_Aim_
List each line in which the string "Manage" appears.

_Given data_
++++++
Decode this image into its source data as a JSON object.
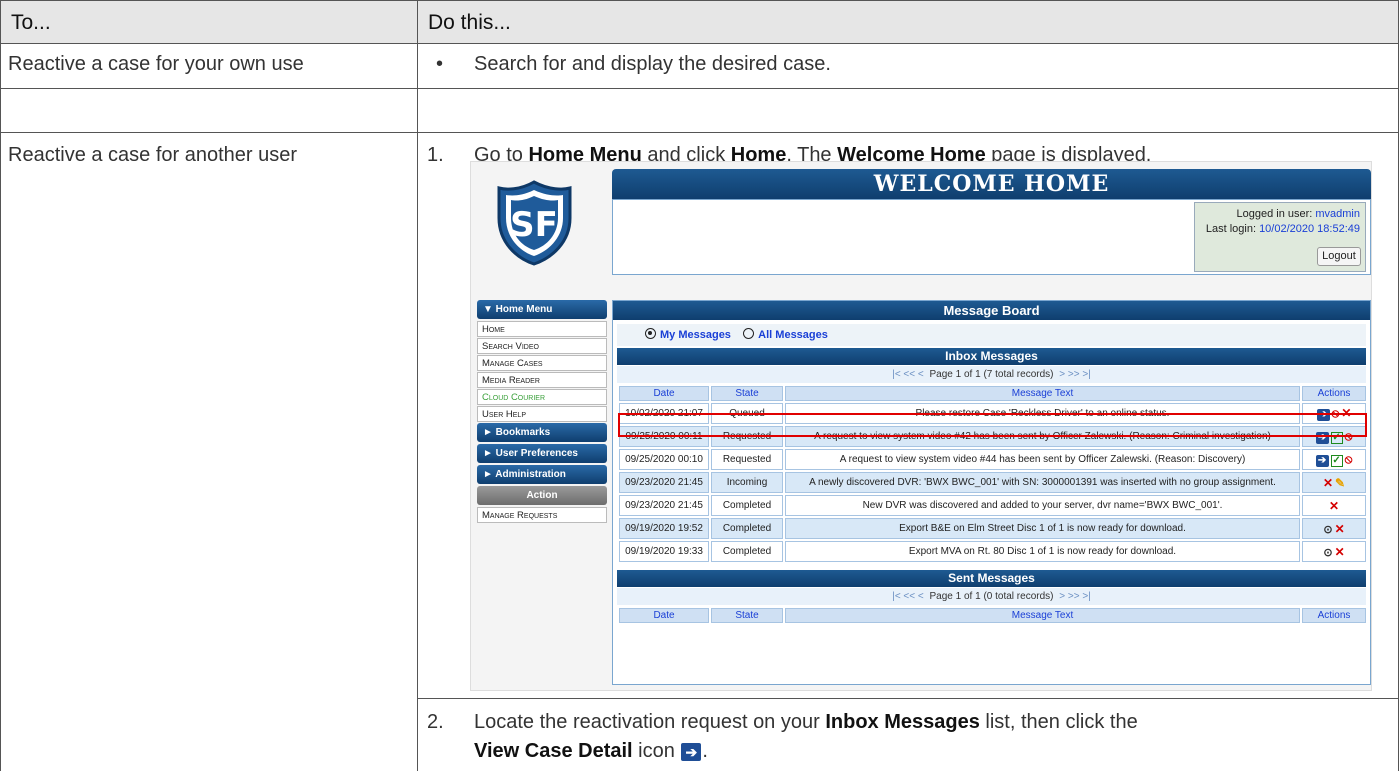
{
  "header": {
    "col1": "To...",
    "col2": "Do this..."
  },
  "rows": [
    {
      "task": "Reactive a case for your own use",
      "bullet": "•",
      "instruction": "Search for and display the desired case."
    },
    {
      "task": "Reactive a case for another user"
    }
  ],
  "step1": {
    "num": "1.",
    "t1": "Go to ",
    "b1": "Home Menu",
    "t2": " and click ",
    "b2": "Home",
    "t3": ". The ",
    "b3": "Welcome Home",
    "t4": " page is displayed."
  },
  "step2": {
    "num": "2.",
    "t1": "Locate the reactivation request on your ",
    "b1": "Inbox Messages",
    "t2": " list, then click the",
    "b2": "View Case Detail",
    "t3": " icon ",
    "t4": "."
  },
  "screenshot": {
    "title": "WELCOME HOME",
    "login_label": "Logged in user: ",
    "login_user": "mvadmin",
    "last_label": "Last login: ",
    "last_value": "10/02/2020 18:52:49",
    "logout": "Logout",
    "menu": {
      "home_menu": "▼ Home Menu",
      "items": [
        "Home",
        "Search Video",
        "Manage Cases",
        "Media Reader",
        "Cloud Courier",
        "User Help"
      ],
      "bookmarks": "► Bookmarks",
      "prefs": "► User Preferences",
      "admin": "► Administration",
      "action": "Action",
      "manage_requests": "Manage Requests"
    },
    "board_title": "Message Board",
    "my_messages": "My Messages",
    "all_messages": "All Messages",
    "inbox_title": "Inbox Messages",
    "inbox_pager": "Page 1 of 1 (7 total records)",
    "sent_title": "Sent Messages",
    "sent_pager": "Page 1 of 1 (0 total records)",
    "pager_left": "|< << <",
    "pager_right": "> >> >|",
    "cols": [
      "Date",
      "State",
      "Message Text",
      "Actions"
    ],
    "messages": [
      {
        "date": "10/02/2020 21:07",
        "state": "Queued",
        "text": "Please restore Case 'Reckless Driver' to an online status.",
        "actions": "➔⦸✕"
      },
      {
        "date": "09/25/2020 00:11",
        "state": "Requested",
        "text": "A request to view system video #42 has been sent by Officer Zalewski. (Reason: Criminal investigation)",
        "actions": "➔✓⦸"
      },
      {
        "date": "09/25/2020 00:10",
        "state": "Requested",
        "text": "A request to view system video #44 has been sent by Officer Zalewski. (Reason: Discovery)",
        "actions": "➔✓⦸"
      },
      {
        "date": "09/23/2020 21:45",
        "state": "Incoming",
        "text": "A newly discovered DVR: 'BWX BWC_001' with SN: 3000001391 was inserted with no group assignment.",
        "actions": "✕✎"
      },
      {
        "date": "09/23/2020 21:45",
        "state": "Completed",
        "text": "New DVR was discovered and added to your server, dvr name='BWX BWC_001'.",
        "actions": "✕"
      },
      {
        "date": "09/19/2020 19:52",
        "state": "Completed",
        "text": "Export B&E on Elm Street Disc 1 of 1 is now ready for download.",
        "actions": "⊙✕"
      },
      {
        "date": "09/19/2020 19:33",
        "state": "Completed",
        "text": "Export MVA on Rt. 80 Disc 1 of 1 is now ready for download.",
        "actions": "⊙✕"
      }
    ]
  }
}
++++++
_Final result_
        "Manage Cases",
      "manage_requests": "Manage Requests"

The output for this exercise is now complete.